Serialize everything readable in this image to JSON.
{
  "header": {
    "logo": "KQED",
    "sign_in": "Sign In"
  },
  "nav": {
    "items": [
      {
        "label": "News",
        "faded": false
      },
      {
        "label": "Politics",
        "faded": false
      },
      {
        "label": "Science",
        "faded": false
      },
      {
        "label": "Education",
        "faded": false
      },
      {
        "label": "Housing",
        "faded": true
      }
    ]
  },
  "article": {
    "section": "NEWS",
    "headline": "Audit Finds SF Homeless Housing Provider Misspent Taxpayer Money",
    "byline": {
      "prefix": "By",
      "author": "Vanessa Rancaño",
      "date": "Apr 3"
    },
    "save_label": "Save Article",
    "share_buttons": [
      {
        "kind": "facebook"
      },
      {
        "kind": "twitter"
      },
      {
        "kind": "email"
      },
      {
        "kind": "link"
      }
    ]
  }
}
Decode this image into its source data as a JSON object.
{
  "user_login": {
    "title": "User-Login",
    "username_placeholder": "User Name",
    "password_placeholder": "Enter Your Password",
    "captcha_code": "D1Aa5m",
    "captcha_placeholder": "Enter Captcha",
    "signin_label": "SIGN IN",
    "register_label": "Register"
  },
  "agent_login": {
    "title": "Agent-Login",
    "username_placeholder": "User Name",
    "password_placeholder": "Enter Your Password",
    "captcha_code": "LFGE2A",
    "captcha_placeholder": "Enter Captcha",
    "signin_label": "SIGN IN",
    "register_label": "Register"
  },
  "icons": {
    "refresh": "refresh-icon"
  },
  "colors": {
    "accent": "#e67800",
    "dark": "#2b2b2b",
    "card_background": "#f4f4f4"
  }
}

● **Goal of the exercise**: Give again the lines from the line holding "Decode this image" through the close of the listing, both included, exactly as written and with nothing else.

● **Answer below**:
Decode this image into its source data as a JSON object.
{
  "user_login": {
    "title": "User-Login",
    "username_placeholder": "User Name",
    "password_placeholder": "Enter Your Password",
    "captcha_code": "D1Aa5m",
    "captcha_placeholder": "Enter Captcha",
    "signin_label": "SIGN IN",
    "register_label": "Register"
  },
  "agent_login": {
    "title": "Agent-Login",
    "username_placeholder": "User Name",
    "password_placeholder": "Enter Your Password",
    "captcha_code": "LFGE2A",
    "captcha_placeholder": "Enter Captcha",
    "signin_label": "SIGN IN",
    "register_label": "Register"
  },
  "icons": {
    "refresh": "refresh-icon"
  },
  "colors": {
    "accent": "#e67800",
    "dark": "#2b2b2b",
    "card_background": "#f4f4f4"
  }
}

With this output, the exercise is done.